━━ SUPPLIED MATERIAL

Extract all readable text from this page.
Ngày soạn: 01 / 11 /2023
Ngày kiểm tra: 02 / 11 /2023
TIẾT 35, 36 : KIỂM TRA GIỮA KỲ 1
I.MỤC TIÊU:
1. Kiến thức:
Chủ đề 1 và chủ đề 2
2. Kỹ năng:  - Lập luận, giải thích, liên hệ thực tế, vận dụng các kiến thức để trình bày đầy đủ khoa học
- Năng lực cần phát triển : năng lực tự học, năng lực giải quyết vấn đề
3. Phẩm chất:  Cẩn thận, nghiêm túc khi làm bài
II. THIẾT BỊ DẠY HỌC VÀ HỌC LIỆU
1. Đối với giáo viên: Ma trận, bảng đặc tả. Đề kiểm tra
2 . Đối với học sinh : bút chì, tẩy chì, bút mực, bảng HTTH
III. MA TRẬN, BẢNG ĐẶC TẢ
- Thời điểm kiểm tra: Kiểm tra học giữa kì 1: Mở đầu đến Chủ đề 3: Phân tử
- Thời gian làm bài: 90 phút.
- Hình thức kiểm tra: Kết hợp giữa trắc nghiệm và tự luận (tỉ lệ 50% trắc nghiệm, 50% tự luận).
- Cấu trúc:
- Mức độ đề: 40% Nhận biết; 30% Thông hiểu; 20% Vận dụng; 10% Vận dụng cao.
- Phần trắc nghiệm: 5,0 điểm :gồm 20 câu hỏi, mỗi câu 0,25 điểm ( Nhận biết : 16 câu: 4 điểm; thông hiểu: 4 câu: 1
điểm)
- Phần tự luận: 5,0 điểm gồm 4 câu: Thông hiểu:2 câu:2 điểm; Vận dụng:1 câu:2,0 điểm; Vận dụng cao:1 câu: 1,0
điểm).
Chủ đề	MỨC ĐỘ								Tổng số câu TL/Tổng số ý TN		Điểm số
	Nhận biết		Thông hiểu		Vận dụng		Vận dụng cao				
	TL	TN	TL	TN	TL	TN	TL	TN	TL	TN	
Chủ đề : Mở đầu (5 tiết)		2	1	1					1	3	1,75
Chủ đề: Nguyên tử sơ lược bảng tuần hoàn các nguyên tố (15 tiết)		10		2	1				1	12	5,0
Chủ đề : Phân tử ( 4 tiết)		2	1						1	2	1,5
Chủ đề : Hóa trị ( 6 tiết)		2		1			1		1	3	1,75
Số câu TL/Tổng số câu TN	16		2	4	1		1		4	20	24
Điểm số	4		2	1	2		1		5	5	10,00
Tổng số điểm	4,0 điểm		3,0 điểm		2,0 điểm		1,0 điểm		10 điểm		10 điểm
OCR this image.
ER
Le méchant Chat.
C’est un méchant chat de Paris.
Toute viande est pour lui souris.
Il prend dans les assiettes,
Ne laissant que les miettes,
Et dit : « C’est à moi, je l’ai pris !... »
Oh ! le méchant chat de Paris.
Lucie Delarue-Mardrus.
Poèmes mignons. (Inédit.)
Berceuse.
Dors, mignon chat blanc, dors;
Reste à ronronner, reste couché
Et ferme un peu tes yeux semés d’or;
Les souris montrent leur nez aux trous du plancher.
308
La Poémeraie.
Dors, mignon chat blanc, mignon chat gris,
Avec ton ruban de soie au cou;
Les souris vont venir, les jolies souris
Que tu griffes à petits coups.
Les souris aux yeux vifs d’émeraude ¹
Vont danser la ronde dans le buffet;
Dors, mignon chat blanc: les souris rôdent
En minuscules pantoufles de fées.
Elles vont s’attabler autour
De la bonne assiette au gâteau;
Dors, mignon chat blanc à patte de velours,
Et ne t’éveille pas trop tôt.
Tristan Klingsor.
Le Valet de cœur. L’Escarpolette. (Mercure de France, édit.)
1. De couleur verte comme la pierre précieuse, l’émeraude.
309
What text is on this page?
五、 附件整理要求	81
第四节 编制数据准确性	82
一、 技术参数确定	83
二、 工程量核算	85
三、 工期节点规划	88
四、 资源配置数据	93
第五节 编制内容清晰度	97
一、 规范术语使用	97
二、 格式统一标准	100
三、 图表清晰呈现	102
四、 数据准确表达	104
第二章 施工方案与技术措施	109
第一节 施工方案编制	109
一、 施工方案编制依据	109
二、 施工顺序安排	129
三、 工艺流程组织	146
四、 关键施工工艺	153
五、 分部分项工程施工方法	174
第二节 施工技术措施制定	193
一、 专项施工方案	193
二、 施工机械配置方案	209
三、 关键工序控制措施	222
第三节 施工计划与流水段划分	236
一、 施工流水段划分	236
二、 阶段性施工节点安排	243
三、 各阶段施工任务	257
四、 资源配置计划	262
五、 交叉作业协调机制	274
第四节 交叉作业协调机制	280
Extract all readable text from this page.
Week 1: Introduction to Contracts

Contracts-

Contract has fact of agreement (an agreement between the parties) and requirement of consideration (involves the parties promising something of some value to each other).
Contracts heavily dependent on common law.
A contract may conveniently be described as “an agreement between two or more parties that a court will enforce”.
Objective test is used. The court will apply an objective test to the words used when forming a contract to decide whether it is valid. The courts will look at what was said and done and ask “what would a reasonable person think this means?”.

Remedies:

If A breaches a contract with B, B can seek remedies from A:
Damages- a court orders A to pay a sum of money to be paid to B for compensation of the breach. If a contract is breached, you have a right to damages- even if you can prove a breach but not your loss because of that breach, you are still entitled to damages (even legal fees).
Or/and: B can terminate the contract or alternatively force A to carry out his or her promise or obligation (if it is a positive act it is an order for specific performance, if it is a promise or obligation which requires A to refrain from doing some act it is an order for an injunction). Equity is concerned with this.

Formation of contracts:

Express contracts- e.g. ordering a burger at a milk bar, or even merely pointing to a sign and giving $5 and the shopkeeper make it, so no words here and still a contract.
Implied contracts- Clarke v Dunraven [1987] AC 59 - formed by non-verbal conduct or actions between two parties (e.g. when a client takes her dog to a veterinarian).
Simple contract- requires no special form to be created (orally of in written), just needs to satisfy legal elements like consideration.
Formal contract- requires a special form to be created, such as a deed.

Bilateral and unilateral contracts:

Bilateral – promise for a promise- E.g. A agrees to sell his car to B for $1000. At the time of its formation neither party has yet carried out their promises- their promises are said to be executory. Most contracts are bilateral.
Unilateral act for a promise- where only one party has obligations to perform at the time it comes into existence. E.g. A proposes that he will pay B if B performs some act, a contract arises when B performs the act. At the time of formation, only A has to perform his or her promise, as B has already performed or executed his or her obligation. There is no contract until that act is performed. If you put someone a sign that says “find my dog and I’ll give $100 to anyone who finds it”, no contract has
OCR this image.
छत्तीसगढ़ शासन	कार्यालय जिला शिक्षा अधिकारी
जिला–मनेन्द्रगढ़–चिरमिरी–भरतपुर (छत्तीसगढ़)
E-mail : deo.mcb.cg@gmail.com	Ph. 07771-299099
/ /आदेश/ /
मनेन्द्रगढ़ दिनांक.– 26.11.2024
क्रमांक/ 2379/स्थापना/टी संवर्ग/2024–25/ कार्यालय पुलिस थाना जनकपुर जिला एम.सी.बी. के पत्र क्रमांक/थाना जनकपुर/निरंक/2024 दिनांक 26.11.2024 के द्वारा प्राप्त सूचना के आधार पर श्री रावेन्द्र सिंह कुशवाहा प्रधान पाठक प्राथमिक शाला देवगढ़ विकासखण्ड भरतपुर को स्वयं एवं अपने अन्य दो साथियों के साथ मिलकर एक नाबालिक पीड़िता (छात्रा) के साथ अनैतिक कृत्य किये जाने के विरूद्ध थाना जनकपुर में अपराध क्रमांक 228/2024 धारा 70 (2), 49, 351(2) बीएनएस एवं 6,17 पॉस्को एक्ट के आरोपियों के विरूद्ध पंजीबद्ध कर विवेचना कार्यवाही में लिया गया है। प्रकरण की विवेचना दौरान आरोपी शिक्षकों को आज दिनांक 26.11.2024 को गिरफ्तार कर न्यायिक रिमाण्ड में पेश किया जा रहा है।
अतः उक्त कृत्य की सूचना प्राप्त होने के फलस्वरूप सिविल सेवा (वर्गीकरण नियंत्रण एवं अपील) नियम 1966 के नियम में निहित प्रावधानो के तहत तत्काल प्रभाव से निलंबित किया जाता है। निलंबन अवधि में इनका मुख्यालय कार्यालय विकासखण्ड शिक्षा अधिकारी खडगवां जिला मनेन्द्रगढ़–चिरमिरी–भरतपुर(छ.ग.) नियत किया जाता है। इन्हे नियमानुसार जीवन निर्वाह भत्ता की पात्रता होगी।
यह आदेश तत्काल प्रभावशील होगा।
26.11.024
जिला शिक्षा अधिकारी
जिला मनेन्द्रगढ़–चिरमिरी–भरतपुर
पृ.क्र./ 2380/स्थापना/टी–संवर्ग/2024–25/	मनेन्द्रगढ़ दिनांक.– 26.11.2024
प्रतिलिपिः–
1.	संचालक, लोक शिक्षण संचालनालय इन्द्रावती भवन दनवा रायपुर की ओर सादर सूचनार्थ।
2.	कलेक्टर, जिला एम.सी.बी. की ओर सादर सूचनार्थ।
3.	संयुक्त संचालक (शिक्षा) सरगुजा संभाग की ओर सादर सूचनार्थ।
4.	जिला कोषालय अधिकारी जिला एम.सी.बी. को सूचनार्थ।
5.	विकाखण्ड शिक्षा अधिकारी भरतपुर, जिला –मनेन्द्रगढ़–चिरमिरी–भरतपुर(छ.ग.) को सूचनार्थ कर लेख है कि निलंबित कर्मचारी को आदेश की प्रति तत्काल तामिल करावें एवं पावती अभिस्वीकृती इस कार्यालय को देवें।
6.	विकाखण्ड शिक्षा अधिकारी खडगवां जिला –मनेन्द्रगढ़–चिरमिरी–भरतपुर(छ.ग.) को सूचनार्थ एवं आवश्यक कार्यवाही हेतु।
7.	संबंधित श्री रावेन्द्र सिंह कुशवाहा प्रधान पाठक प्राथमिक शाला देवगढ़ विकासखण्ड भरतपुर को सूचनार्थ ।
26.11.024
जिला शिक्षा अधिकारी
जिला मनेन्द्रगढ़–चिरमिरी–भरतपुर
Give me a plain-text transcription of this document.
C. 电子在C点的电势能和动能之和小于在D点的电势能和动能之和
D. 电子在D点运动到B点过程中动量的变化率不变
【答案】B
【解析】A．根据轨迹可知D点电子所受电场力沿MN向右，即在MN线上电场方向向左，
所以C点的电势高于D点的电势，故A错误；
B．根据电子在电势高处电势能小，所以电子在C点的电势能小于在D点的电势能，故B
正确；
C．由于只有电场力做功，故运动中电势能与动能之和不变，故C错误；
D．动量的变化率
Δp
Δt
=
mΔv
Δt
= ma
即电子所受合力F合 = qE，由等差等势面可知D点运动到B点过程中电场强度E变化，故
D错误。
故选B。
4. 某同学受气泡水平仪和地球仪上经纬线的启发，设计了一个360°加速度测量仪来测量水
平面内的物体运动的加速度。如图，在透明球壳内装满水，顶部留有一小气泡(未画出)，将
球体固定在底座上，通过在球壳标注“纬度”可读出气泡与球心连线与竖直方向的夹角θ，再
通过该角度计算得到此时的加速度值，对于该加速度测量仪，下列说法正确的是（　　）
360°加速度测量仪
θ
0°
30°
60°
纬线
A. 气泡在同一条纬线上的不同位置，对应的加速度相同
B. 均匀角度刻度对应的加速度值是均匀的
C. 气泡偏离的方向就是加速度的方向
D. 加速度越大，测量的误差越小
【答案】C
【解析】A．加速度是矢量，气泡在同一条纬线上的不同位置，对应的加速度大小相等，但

━━━━

> **YOUR OBJECTIVE**: Give the lines from the one containing "Give me a plain-text" through the end of the entries again, exactly as written and with no other lines.

> **PROBLEM SOLUTION**:
Give me a plain-text transcription of this document.
C. 电子在C点的电势能和动能之和小于在D点的电势能和动能之和
D. 电子在D点运动到B点过程中动量的变化率不变
【答案】B
【解析】A．根据轨迹可知D点电子所受电场力沿MN向右，即在MN线上电场方向向左，
所以C点的电势高于D点的电势，故A错误；
B．根据电子在电势高处电势能小，所以电子在C点的电势能小于在D点的电势能，故B
正确；
C．由于只有电场力做功，故运动中电势能与动能之和不变，故C错误；
D．动量的变化率
Δp
Δt
=
mΔv
Δt
= ma
即电子所受合力F合 = qE，由等差等势面可知D点运动到B点过程中电场强度E变化，故
D错误。
故选B。
4. 某同学受气泡水平仪和地球仪上经纬线的启发，设计了一个360°加速度测量仪来测量水
平面内的物体运动的加速度。如图，在透明球壳内装满水，顶部留有一小气泡(未画出)，将
球体固定在底座上，通过在球壳标注“纬度”可读出气泡与球心连线与竖直方向的夹角θ，再
通过该角度计算得到此时的加速度值，对于该加速度测量仪，下列说法正确的是（　　）
360°加速度测量仪
θ
0°
30°
60°
纬线
A. 气泡在同一条纬线上的不同位置，对应的加速度相同
B. 均匀角度刻度对应的加速度值是均匀的
C. 气泡偏离的方向就是加速度的方向
D. 加速度越大，测量的误差越小
【答案】C
【解析】A．加速度是矢量，气泡在同一条纬线上的不同位置，对应的加速度大小相等，但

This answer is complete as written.